* [THE REQUEST]: Identify, in the records below, every line where the string "text" appears, and copy each such line.

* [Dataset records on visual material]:
········

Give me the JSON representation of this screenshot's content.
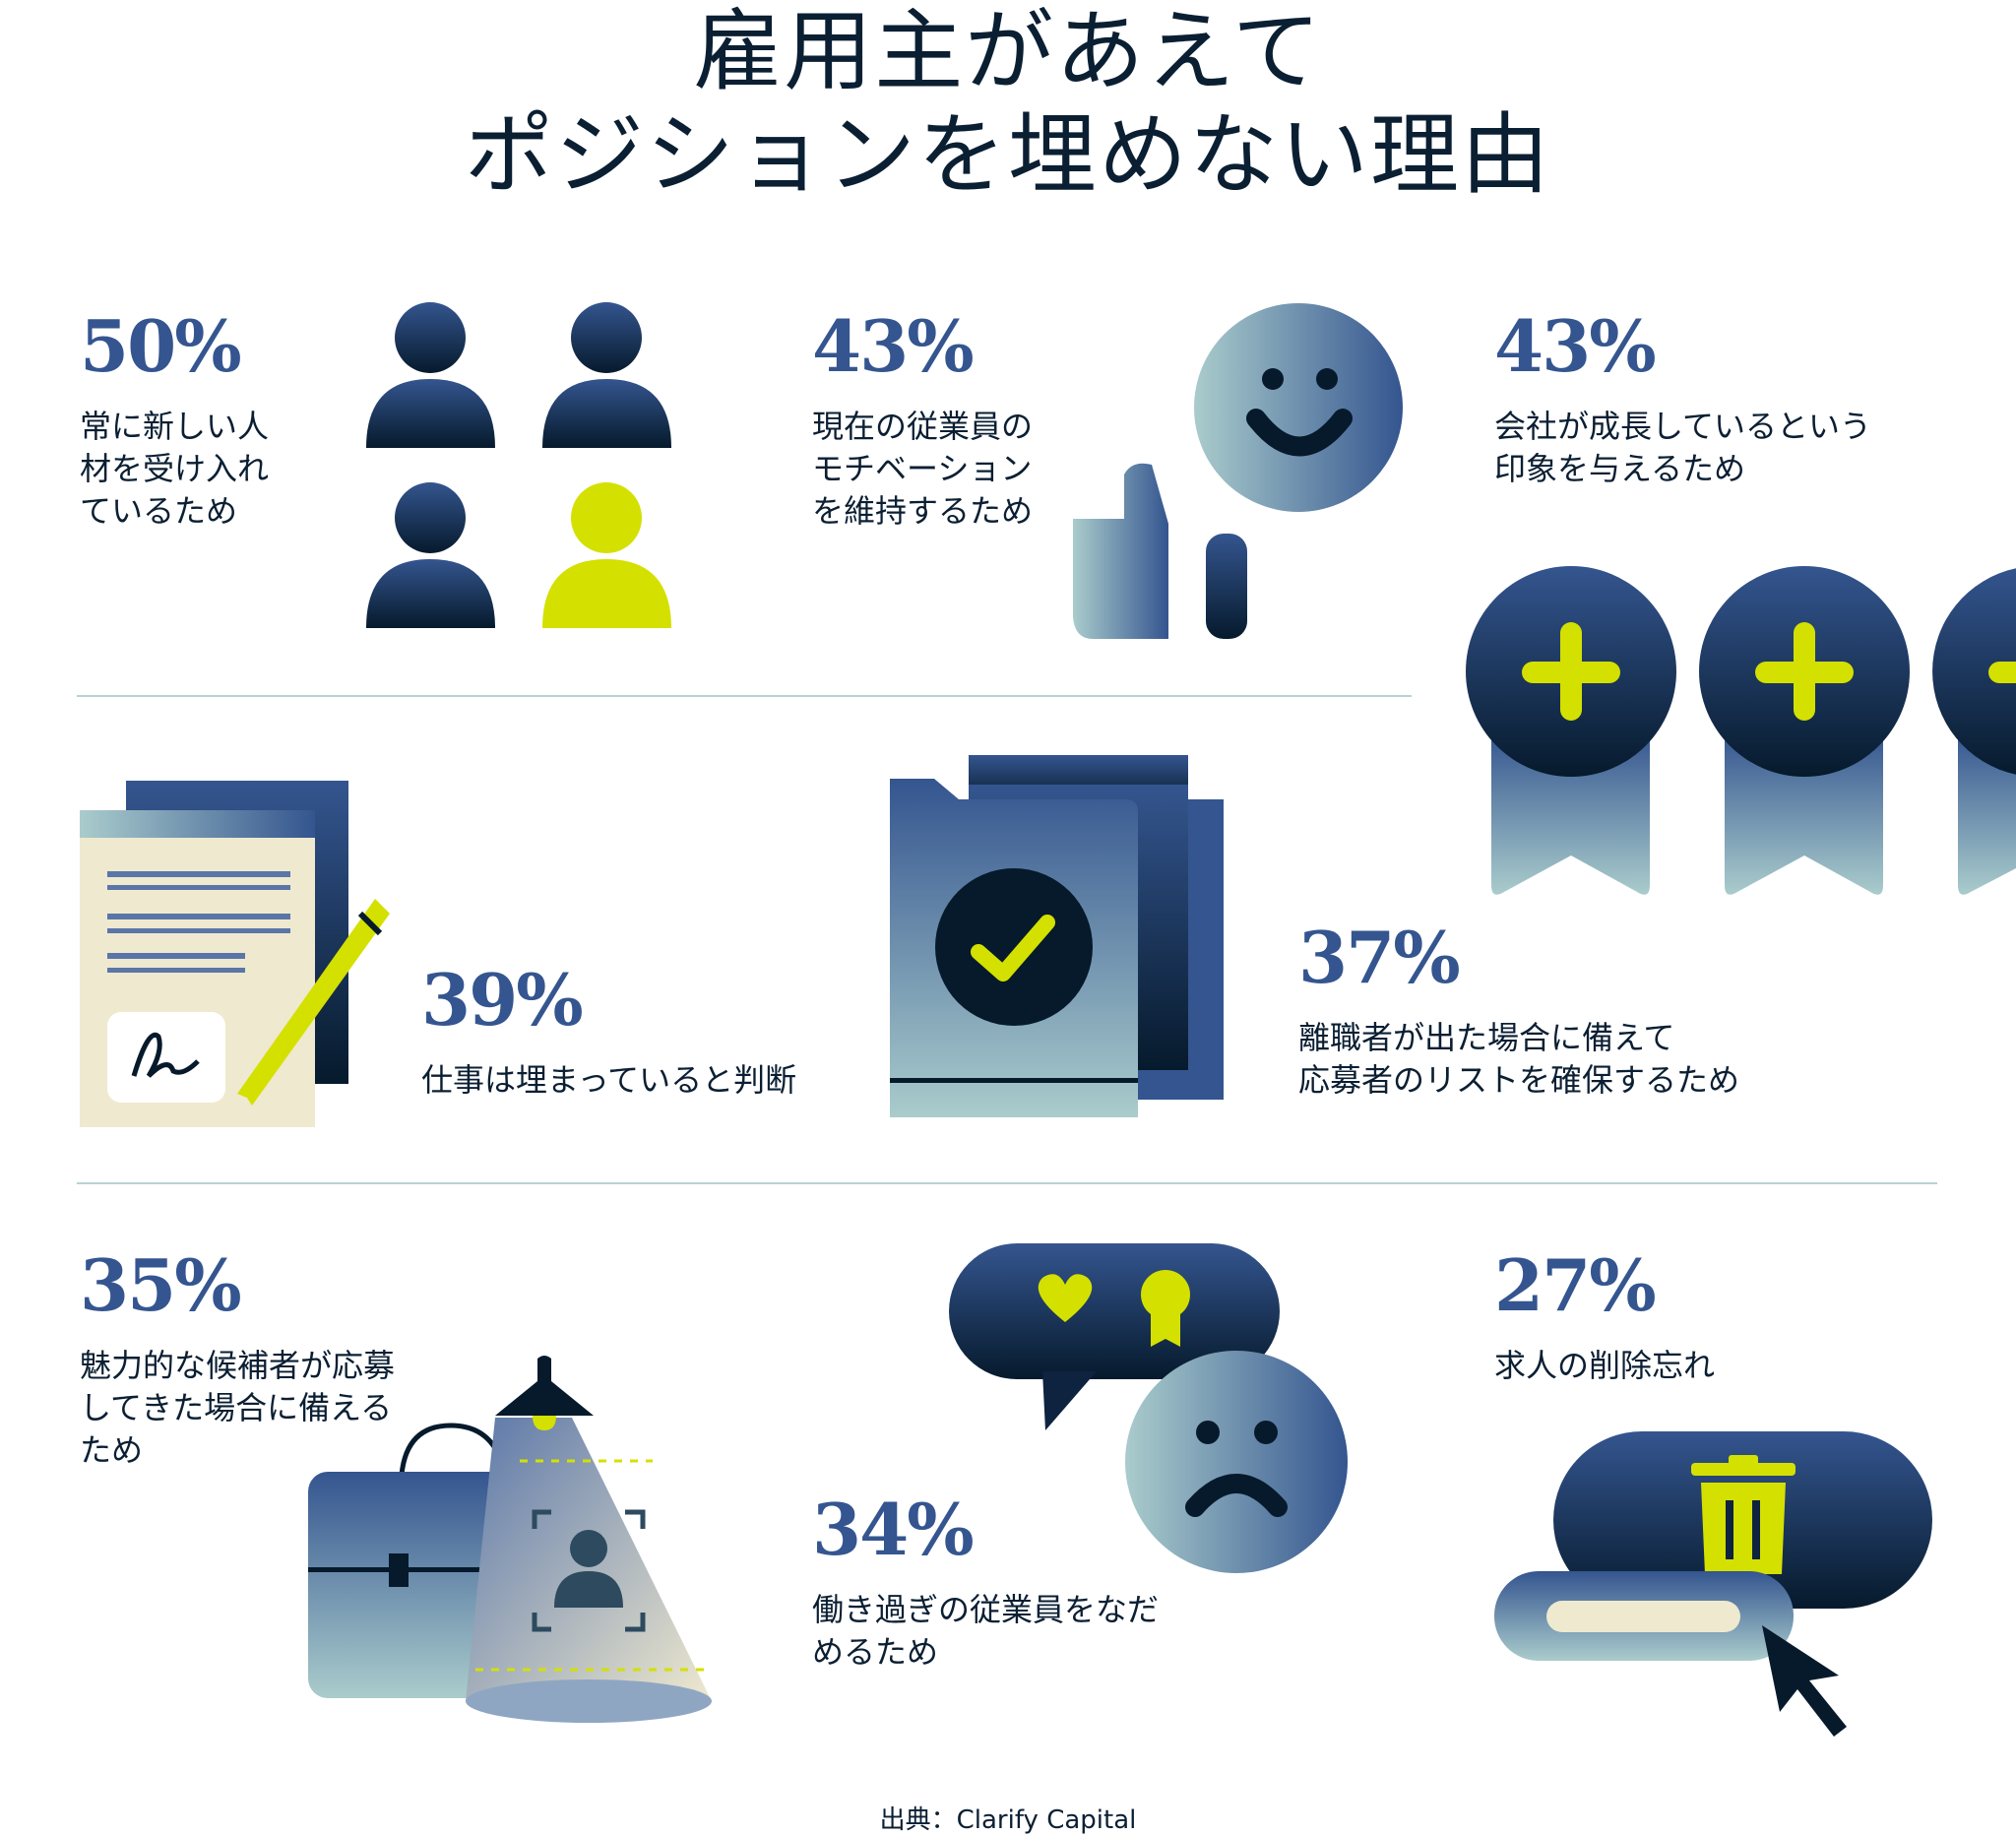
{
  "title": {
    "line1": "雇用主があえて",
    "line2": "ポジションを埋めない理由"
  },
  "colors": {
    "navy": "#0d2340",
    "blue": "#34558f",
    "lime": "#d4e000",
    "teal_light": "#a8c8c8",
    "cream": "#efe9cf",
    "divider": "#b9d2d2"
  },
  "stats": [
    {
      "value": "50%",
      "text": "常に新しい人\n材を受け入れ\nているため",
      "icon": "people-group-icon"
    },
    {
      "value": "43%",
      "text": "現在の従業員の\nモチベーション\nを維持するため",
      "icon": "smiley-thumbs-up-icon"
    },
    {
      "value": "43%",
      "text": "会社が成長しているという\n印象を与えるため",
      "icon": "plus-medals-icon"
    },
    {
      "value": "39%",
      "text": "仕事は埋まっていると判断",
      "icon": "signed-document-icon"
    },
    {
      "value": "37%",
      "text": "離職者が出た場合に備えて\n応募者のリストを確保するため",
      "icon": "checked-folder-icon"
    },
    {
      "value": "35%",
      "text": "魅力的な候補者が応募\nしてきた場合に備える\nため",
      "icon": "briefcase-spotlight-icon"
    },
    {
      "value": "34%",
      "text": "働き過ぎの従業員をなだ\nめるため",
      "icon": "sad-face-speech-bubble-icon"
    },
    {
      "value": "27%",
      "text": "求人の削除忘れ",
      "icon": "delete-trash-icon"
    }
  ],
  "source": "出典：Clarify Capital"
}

········

* [EXERCISE RESULT]:
      "text": "常に新しい人\n材を受け入れ\nているため",
      "text": "現在の従業員の\nモチベーション\nを維持するため",
      "text": "会社が成長しているという\n印象を与えるため",
      "text": "仕事は埋まっていると判断",
      "text": "離職者が出た場合に備えて\n応募者のリストを確保するため",
      "text": "魅力的な候補者が応募\nしてきた場合に備える\nため",
      "text": "働き過ぎの従業員をなだ\nめるため",
      "text": "求人の削除忘れ",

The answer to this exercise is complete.